AIM OF THE EXERCISE
Will you output all of the data below exactly, omitting the images?

RECORDS FOR THIS TASK
* * * * * * * * *
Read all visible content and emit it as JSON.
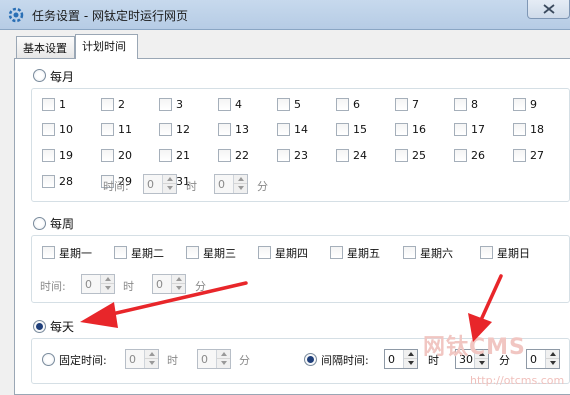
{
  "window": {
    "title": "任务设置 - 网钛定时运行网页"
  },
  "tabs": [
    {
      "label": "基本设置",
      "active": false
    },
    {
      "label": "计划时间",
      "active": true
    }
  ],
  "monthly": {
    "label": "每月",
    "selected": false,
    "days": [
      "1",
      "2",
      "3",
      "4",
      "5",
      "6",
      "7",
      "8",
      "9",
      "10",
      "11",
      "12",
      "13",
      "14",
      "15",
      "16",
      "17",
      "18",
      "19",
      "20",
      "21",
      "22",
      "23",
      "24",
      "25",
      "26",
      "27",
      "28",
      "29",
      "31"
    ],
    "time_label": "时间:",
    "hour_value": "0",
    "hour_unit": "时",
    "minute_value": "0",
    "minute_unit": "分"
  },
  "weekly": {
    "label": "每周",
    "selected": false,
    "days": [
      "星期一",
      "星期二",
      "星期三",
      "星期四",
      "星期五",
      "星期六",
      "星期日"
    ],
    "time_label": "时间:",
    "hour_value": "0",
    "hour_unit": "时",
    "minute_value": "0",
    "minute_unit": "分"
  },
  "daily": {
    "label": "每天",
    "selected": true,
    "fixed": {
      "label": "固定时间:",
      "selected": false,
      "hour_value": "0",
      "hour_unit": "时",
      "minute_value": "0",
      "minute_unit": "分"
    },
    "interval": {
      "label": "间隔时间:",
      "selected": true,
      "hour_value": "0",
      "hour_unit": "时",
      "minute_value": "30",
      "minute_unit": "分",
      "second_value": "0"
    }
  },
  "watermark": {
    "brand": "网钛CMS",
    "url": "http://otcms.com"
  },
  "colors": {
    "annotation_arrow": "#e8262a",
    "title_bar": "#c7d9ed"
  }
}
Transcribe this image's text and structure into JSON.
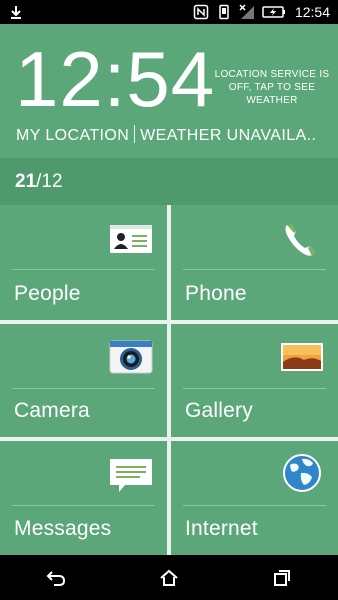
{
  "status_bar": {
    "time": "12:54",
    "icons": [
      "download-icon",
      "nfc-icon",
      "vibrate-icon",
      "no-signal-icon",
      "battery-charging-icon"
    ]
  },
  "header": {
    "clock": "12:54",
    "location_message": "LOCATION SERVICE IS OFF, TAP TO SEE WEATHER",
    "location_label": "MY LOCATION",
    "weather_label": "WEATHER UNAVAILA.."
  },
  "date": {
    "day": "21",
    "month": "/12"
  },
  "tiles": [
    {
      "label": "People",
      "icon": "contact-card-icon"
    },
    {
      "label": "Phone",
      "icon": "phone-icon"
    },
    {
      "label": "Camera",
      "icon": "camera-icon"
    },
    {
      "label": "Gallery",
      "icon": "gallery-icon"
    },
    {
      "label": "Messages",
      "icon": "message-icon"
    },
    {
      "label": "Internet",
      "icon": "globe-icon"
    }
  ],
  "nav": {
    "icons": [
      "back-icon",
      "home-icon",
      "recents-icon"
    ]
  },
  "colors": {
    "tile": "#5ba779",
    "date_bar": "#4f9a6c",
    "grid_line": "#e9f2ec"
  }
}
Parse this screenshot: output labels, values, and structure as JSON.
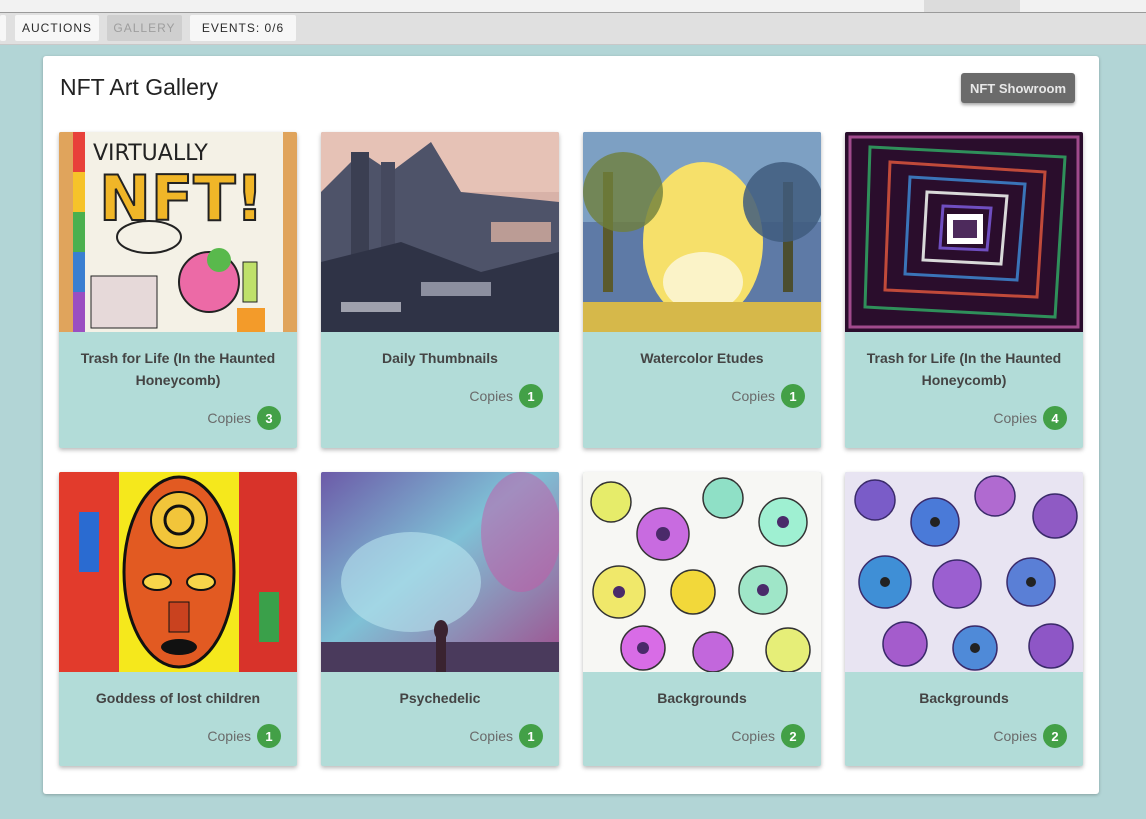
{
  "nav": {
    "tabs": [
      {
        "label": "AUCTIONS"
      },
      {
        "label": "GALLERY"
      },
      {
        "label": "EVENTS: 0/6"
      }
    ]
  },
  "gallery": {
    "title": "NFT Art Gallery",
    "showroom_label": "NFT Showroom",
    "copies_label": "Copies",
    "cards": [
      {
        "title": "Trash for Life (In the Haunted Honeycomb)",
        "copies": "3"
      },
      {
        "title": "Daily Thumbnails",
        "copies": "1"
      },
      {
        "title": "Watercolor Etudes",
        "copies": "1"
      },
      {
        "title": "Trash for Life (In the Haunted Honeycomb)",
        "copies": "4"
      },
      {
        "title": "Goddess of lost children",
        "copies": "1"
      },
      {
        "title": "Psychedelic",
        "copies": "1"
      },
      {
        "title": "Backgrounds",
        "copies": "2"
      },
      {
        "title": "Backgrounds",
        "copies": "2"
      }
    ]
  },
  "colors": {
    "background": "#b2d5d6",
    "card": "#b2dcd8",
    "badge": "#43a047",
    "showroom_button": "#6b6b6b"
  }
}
* * * * * * * * *
RESPONSE TO THIS TASK
Read all visible content and emit it as JSON.
{
  "window": {
    "title": "任务设置 - 网钛定时运行网页"
  },
  "tabs": [
    {
      "label": "基本设置",
      "active": false
    },
    {
      "label": "计划时间",
      "active": true
    }
  ],
  "monthly": {
    "label": "每月",
    "selected": false,
    "days": [
      "1",
      "2",
      "3",
      "4",
      "5",
      "6",
      "7",
      "8",
      "9",
      "10",
      "11",
      "12",
      "13",
      "14",
      "15",
      "16",
      "17",
      "18",
      "19",
      "20",
      "21",
      "22",
      "23",
      "24",
      "25",
      "26",
      "27",
      "28",
      "29",
      "31"
    ],
    "time_label": "时间:",
    "hour_value": "0",
    "hour_unit": "时",
    "minute_value": "0",
    "minute_unit": "分"
  },
  "weekly": {
    "label": "每周",
    "selected": false,
    "days": [
      "星期一",
      "星期二",
      "星期三",
      "星期四",
      "星期五",
      "星期六",
      "星期日"
    ],
    "time_label": "时间:",
    "hour_value": "0",
    "hour_unit": "时",
    "minute_value": "0",
    "minute_unit": "分"
  },
  "daily": {
    "label": "每天",
    "selected": true,
    "fixed": {
      "label": "固定时间:",
      "selected": false,
      "hour_value": "0",
      "hour_unit": "时",
      "minute_value": "0",
      "minute_unit": "分"
    },
    "interval": {
      "label": "间隔时间:",
      "selected": true,
      "hour_value": "0",
      "hour_unit": "时",
      "minute_value": "30",
      "minute_unit": "分",
      "second_value": "0"
    }
  },
  "watermark": {
    "brand": "网钛CMS",
    "url": "http://otcms.com"
  },
  "colors": {
    "annotation_arrow": "#e8262a",
    "title_bar": "#c7d9ed"
  }
}
Transcribe this image's text and structure into JSON.
{
  "status_bar": {
    "time": "12:54",
    "icons": [
      "download-icon",
      "nfc-icon",
      "vibrate-icon",
      "no-signal-icon",
      "battery-charging-icon"
    ]
  },
  "header": {
    "clock": "12:54",
    "location_message": "LOCATION SERVICE IS OFF, TAP TO SEE WEATHER",
    "location_label": "MY LOCATION",
    "weather_label": "WEATHER UNAVAILA.."
  },
  "date": {
    "day": "21",
    "month": "/12"
  },
  "tiles": [
    {
      "label": "People",
      "icon": "contact-card-icon"
    },
    {
      "label": "Phone",
      "icon": "phone-icon"
    },
    {
      "label": "Camera",
      "icon": "camera-icon"
    },
    {
      "label": "Gallery",
      "icon": "gallery-icon"
    },
    {
      "label": "Messages",
      "icon": "message-icon"
    },
    {
      "label": "Internet",
      "icon": "globe-icon"
    }
  ],
  "nav": {
    "icons": [
      "back-icon",
      "home-icon",
      "recents-icon"
    ]
  },
  "colors": {
    "tile": "#5ba779",
    "date_bar": "#4f9a6c",
    "grid_line": "#e9f2ec"
  }
}
Parse this screenshot: output labels, values, and structure as JSON.
{
  "nav": {
    "tabs": [
      {
        "label": "AUCTIONS"
      },
      {
        "label": "GALLERY"
      },
      {
        "label": "EVENTS: 0/6"
      }
    ]
  },
  "gallery": {
    "title": "NFT Art Gallery",
    "showroom_label": "NFT Showroom",
    "copies_label": "Copies",
    "cards": [
      {
        "title": "Trash for Life (In the Haunted Honeycomb)",
        "copies": "3"
      },
      {
        "title": "Daily Thumbnails",
        "copies": "1"
      },
      {
        "title": "Watercolor Etudes",
        "copies": "1"
      },
      {
        "title": "Trash for Life (In the Haunted Honeycomb)",
        "copies": "4"
      },
      {
        "title": "Goddess of lost children",
        "copies": "1"
      },
      {
        "title": "Psychedelic",
        "copies": "1"
      },
      {
        "title": "Backgrounds",
        "copies": "2"
      },
      {
        "title": "Backgrounds",
        "copies": "2"
      }
    ]
  },
  "colors": {
    "background": "#b2d5d6",
    "card": "#b2dcd8",
    "badge": "#43a047",
    "showroom_button": "#6b6b6b"
  }
}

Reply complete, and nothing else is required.